>> START
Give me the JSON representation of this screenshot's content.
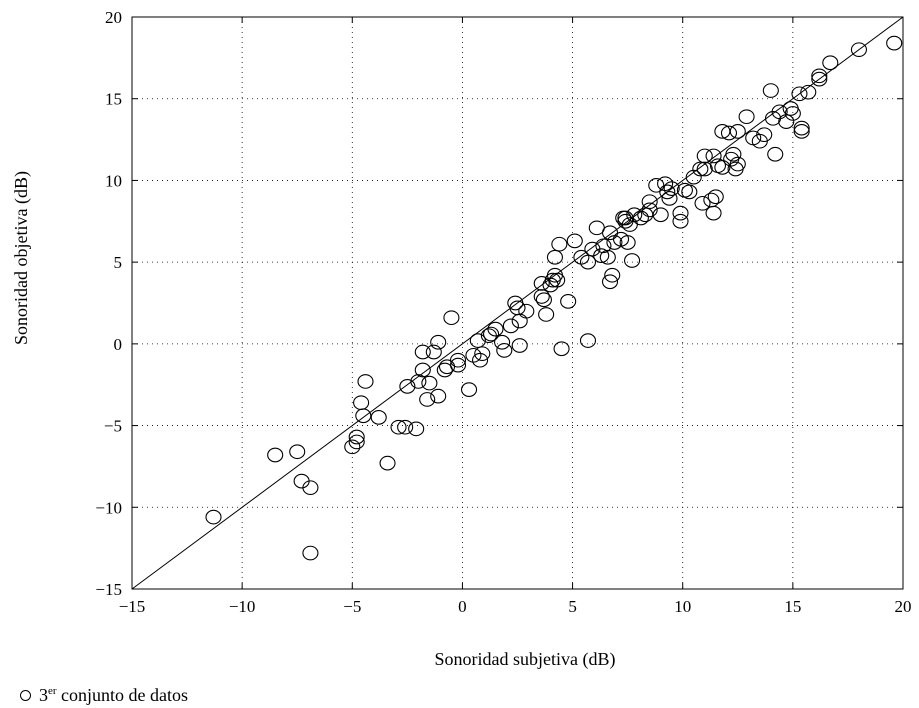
{
  "chart_data": {
    "type": "scatter",
    "xlabel": "Sonoridad subjetiva (dB)",
    "ylabel": "Sonoridad objetiva (dB)",
    "xlim": [
      -15,
      20
    ],
    "ylim": [
      -15,
      20
    ],
    "xticks": [
      -15,
      -10,
      -5,
      0,
      5,
      10,
      15,
      20
    ],
    "yticks": [
      -15,
      -10,
      -5,
      0,
      5,
      10,
      15,
      20
    ],
    "xtick_labels": [
      "−15",
      "−10",
      "−5",
      "0",
      "5",
      "10",
      "15",
      "20"
    ],
    "ytick_labels": [
      "−15",
      "−10",
      "−5",
      "0",
      "5",
      "10",
      "15",
      "20"
    ],
    "grid": true,
    "legend_position": "bottom-left",
    "reference_line": {
      "x": [
        -15,
        20
      ],
      "y": [
        -15,
        20
      ]
    },
    "series": [
      {
        "name": "3er conjunto de datos",
        "marker": "circle-open",
        "points": [
          [
            -11.3,
            -10.6
          ],
          [
            -8.5,
            -6.8
          ],
          [
            -7.5,
            -6.6
          ],
          [
            -7.3,
            -8.4
          ],
          [
            -6.9,
            -8.8
          ],
          [
            -6.9,
            -12.8
          ],
          [
            -5.0,
            -6.3
          ],
          [
            -4.8,
            -5.7
          ],
          [
            -4.8,
            -6.0
          ],
          [
            -4.6,
            -3.6
          ],
          [
            -4.5,
            -4.4
          ],
          [
            -4.4,
            -2.3
          ],
          [
            -3.8,
            -4.5
          ],
          [
            -3.4,
            -7.3
          ],
          [
            -2.9,
            -5.1
          ],
          [
            -2.6,
            -5.1
          ],
          [
            -2.5,
            -2.6
          ],
          [
            -2.1,
            -5.2
          ],
          [
            -2.0,
            -2.3
          ],
          [
            -1.8,
            -1.6
          ],
          [
            -1.8,
            -0.5
          ],
          [
            -1.6,
            -3.4
          ],
          [
            -1.5,
            -2.4
          ],
          [
            -1.3,
            -0.5
          ],
          [
            -1.1,
            0.1
          ],
          [
            -1.1,
            -3.2
          ],
          [
            -0.8,
            -1.6
          ],
          [
            -0.7,
            -1.4
          ],
          [
            -0.5,
            1.6
          ],
          [
            -0.2,
            -1.3
          ],
          [
            -0.2,
            -1.0
          ],
          [
            0.3,
            -2.8
          ],
          [
            0.5,
            -0.7
          ],
          [
            0.7,
            0.2
          ],
          [
            0.8,
            -1.0
          ],
          [
            0.9,
            -0.6
          ],
          [
            1.2,
            0.5
          ],
          [
            1.3,
            0.6
          ],
          [
            1.5,
            0.9
          ],
          [
            1.8,
            0.1
          ],
          [
            1.9,
            -0.4
          ],
          [
            2.2,
            1.1
          ],
          [
            2.4,
            2.5
          ],
          [
            2.5,
            2.2
          ],
          [
            2.6,
            1.4
          ],
          [
            2.6,
            -0.1
          ],
          [
            2.9,
            2.0
          ],
          [
            3.6,
            3.7
          ],
          [
            3.6,
            2.9
          ],
          [
            3.7,
            2.7
          ],
          [
            3.8,
            1.8
          ],
          [
            4.0,
            3.6
          ],
          [
            4.1,
            3.9
          ],
          [
            4.2,
            5.3
          ],
          [
            4.2,
            4.2
          ],
          [
            4.3,
            3.9
          ],
          [
            4.4,
            6.1
          ],
          [
            4.5,
            -0.3
          ],
          [
            4.8,
            2.6
          ],
          [
            5.1,
            6.3
          ],
          [
            5.4,
            5.3
          ],
          [
            5.7,
            0.2
          ],
          [
            5.7,
            5.0
          ],
          [
            5.9,
            5.8
          ],
          [
            6.1,
            7.1
          ],
          [
            6.3,
            5.4
          ],
          [
            6.4,
            6.0
          ],
          [
            6.6,
            5.3
          ],
          [
            6.7,
            6.8
          ],
          [
            6.7,
            3.8
          ],
          [
            6.8,
            4.2
          ],
          [
            6.9,
            6.2
          ],
          [
            7.2,
            6.4
          ],
          [
            7.3,
            7.7
          ],
          [
            7.4,
            7.7
          ],
          [
            7.4,
            7.5
          ],
          [
            7.5,
            6.2
          ],
          [
            7.6,
            7.3
          ],
          [
            7.7,
            5.1
          ],
          [
            7.8,
            7.9
          ],
          [
            8.1,
            7.7
          ],
          [
            8.3,
            7.9
          ],
          [
            8.5,
            8.7
          ],
          [
            8.5,
            8.2
          ],
          [
            8.8,
            9.7
          ],
          [
            9.0,
            7.9
          ],
          [
            9.2,
            9.8
          ],
          [
            9.3,
            9.3
          ],
          [
            9.4,
            8.9
          ],
          [
            9.5,
            9.5
          ],
          [
            9.9,
            7.5
          ],
          [
            9.9,
            8.0
          ],
          [
            10.1,
            9.4
          ],
          [
            10.3,
            9.3
          ],
          [
            10.5,
            10.2
          ],
          [
            10.8,
            10.7
          ],
          [
            10.9,
            8.6
          ],
          [
            11.0,
            10.7
          ],
          [
            11.0,
            11.5
          ],
          [
            11.3,
            8.8
          ],
          [
            11.4,
            11.5
          ],
          [
            11.4,
            8.0
          ],
          [
            11.5,
            9.0
          ],
          [
            11.6,
            10.9
          ],
          [
            11.8,
            13.0
          ],
          [
            11.8,
            10.8
          ],
          [
            12.1,
            12.9
          ],
          [
            12.2,
            11.3
          ],
          [
            12.3,
            11.6
          ],
          [
            12.4,
            10.7
          ],
          [
            12.5,
            11.0
          ],
          [
            12.5,
            13.0
          ],
          [
            12.9,
            13.9
          ],
          [
            13.2,
            12.6
          ],
          [
            13.5,
            12.4
          ],
          [
            13.7,
            12.8
          ],
          [
            14.0,
            15.5
          ],
          [
            14.1,
            13.8
          ],
          [
            14.2,
            11.6
          ],
          [
            14.4,
            14.2
          ],
          [
            14.7,
            13.6
          ],
          [
            14.9,
            14.4
          ],
          [
            15.0,
            14.1
          ],
          [
            15.3,
            15.3
          ],
          [
            15.4,
            13.2
          ],
          [
            15.4,
            13.0
          ],
          [
            15.7,
            15.4
          ],
          [
            16.2,
            16.4
          ],
          [
            16.2,
            16.2
          ],
          [
            16.7,
            17.2
          ],
          [
            18.0,
            18.0
          ],
          [
            19.6,
            18.4
          ]
        ]
      }
    ]
  },
  "legend": {
    "prefix": "3",
    "superscript": "er",
    "suffix": " conjunto de datos"
  }
}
>> END
* [GIVEN REQUEST]:
Pictures in the data above should not be copied; transcribe everything else exactly.

* [THE OUTPUT]:
Give me the JSON representation of this screenshot's content.
{
  "chart_data": {
    "type": "scatter",
    "xlabel": "Sonoridad subjetiva (dB)",
    "ylabel": "Sonoridad objetiva (dB)",
    "xlim": [
      -15,
      20
    ],
    "ylim": [
      -15,
      20
    ],
    "xticks": [
      -15,
      -10,
      -5,
      0,
      5,
      10,
      15,
      20
    ],
    "yticks": [
      -15,
      -10,
      -5,
      0,
      5,
      10,
      15,
      20
    ],
    "xtick_labels": [
      "−15",
      "−10",
      "−5",
      "0",
      "5",
      "10",
      "15",
      "20"
    ],
    "ytick_labels": [
      "−15",
      "−10",
      "−5",
      "0",
      "5",
      "10",
      "15",
      "20"
    ],
    "grid": true,
    "legend_position": "bottom-left",
    "reference_line": {
      "x": [
        -15,
        20
      ],
      "y": [
        -15,
        20
      ]
    },
    "series": [
      {
        "name": "3er conjunto de datos",
        "marker": "circle-open",
        "points": [
          [
            -11.3,
            -10.6
          ],
          [
            -8.5,
            -6.8
          ],
          [
            -7.5,
            -6.6
          ],
          [
            -7.3,
            -8.4
          ],
          [
            -6.9,
            -8.8
          ],
          [
            -6.9,
            -12.8
          ],
          [
            -5.0,
            -6.3
          ],
          [
            -4.8,
            -5.7
          ],
          [
            -4.8,
            -6.0
          ],
          [
            -4.6,
            -3.6
          ],
          [
            -4.5,
            -4.4
          ],
          [
            -4.4,
            -2.3
          ],
          [
            -3.8,
            -4.5
          ],
          [
            -3.4,
            -7.3
          ],
          [
            -2.9,
            -5.1
          ],
          [
            -2.6,
            -5.1
          ],
          [
            -2.5,
            -2.6
          ],
          [
            -2.1,
            -5.2
          ],
          [
            -2.0,
            -2.3
          ],
          [
            -1.8,
            -1.6
          ],
          [
            -1.8,
            -0.5
          ],
          [
            -1.6,
            -3.4
          ],
          [
            -1.5,
            -2.4
          ],
          [
            -1.3,
            -0.5
          ],
          [
            -1.1,
            0.1
          ],
          [
            -1.1,
            -3.2
          ],
          [
            -0.8,
            -1.6
          ],
          [
            -0.7,
            -1.4
          ],
          [
            -0.5,
            1.6
          ],
          [
            -0.2,
            -1.3
          ],
          [
            -0.2,
            -1.0
          ],
          [
            0.3,
            -2.8
          ],
          [
            0.5,
            -0.7
          ],
          [
            0.7,
            0.2
          ],
          [
            0.8,
            -1.0
          ],
          [
            0.9,
            -0.6
          ],
          [
            1.2,
            0.5
          ],
          [
            1.3,
            0.6
          ],
          [
            1.5,
            0.9
          ],
          [
            1.8,
            0.1
          ],
          [
            1.9,
            -0.4
          ],
          [
            2.2,
            1.1
          ],
          [
            2.4,
            2.5
          ],
          [
            2.5,
            2.2
          ],
          [
            2.6,
            1.4
          ],
          [
            2.6,
            -0.1
          ],
          [
            2.9,
            2.0
          ],
          [
            3.6,
            3.7
          ],
          [
            3.6,
            2.9
          ],
          [
            3.7,
            2.7
          ],
          [
            3.8,
            1.8
          ],
          [
            4.0,
            3.6
          ],
          [
            4.1,
            3.9
          ],
          [
            4.2,
            5.3
          ],
          [
            4.2,
            4.2
          ],
          [
            4.3,
            3.9
          ],
          [
            4.4,
            6.1
          ],
          [
            4.5,
            -0.3
          ],
          [
            4.8,
            2.6
          ],
          [
            5.1,
            6.3
          ],
          [
            5.4,
            5.3
          ],
          [
            5.7,
            0.2
          ],
          [
            5.7,
            5.0
          ],
          [
            5.9,
            5.8
          ],
          [
            6.1,
            7.1
          ],
          [
            6.3,
            5.4
          ],
          [
            6.4,
            6.0
          ],
          [
            6.6,
            5.3
          ],
          [
            6.7,
            6.8
          ],
          [
            6.7,
            3.8
          ],
          [
            6.8,
            4.2
          ],
          [
            6.9,
            6.2
          ],
          [
            7.2,
            6.4
          ],
          [
            7.3,
            7.7
          ],
          [
            7.4,
            7.7
          ],
          [
            7.4,
            7.5
          ],
          [
            7.5,
            6.2
          ],
          [
            7.6,
            7.3
          ],
          [
            7.7,
            5.1
          ],
          [
            7.8,
            7.9
          ],
          [
            8.1,
            7.7
          ],
          [
            8.3,
            7.9
          ],
          [
            8.5,
            8.7
          ],
          [
            8.5,
            8.2
          ],
          [
            8.8,
            9.7
          ],
          [
            9.0,
            7.9
          ],
          [
            9.2,
            9.8
          ],
          [
            9.3,
            9.3
          ],
          [
            9.4,
            8.9
          ],
          [
            9.5,
            9.5
          ],
          [
            9.9,
            7.5
          ],
          [
            9.9,
            8.0
          ],
          [
            10.1,
            9.4
          ],
          [
            10.3,
            9.3
          ],
          [
            10.5,
            10.2
          ],
          [
            10.8,
            10.7
          ],
          [
            10.9,
            8.6
          ],
          [
            11.0,
            10.7
          ],
          [
            11.0,
            11.5
          ],
          [
            11.3,
            8.8
          ],
          [
            11.4,
            11.5
          ],
          [
            11.4,
            8.0
          ],
          [
            11.5,
            9.0
          ],
          [
            11.6,
            10.9
          ],
          [
            11.8,
            13.0
          ],
          [
            11.8,
            10.8
          ],
          [
            12.1,
            12.9
          ],
          [
            12.2,
            11.3
          ],
          [
            12.3,
            11.6
          ],
          [
            12.4,
            10.7
          ],
          [
            12.5,
            11.0
          ],
          [
            12.5,
            13.0
          ],
          [
            12.9,
            13.9
          ],
          [
            13.2,
            12.6
          ],
          [
            13.5,
            12.4
          ],
          [
            13.7,
            12.8
          ],
          [
            14.0,
            15.5
          ],
          [
            14.1,
            13.8
          ],
          [
            14.2,
            11.6
          ],
          [
            14.4,
            14.2
          ],
          [
            14.7,
            13.6
          ],
          [
            14.9,
            14.4
          ],
          [
            15.0,
            14.1
          ],
          [
            15.3,
            15.3
          ],
          [
            15.4,
            13.2
          ],
          [
            15.4,
            13.0
          ],
          [
            15.7,
            15.4
          ],
          [
            16.2,
            16.4
          ],
          [
            16.2,
            16.2
          ],
          [
            16.7,
            17.2
          ],
          [
            18.0,
            18.0
          ],
          [
            19.6,
            18.4
          ]
        ]
      }
    ]
  },
  "legend": {
    "prefix": "3",
    "superscript": "er",
    "suffix": " conjunto de datos"
  }
}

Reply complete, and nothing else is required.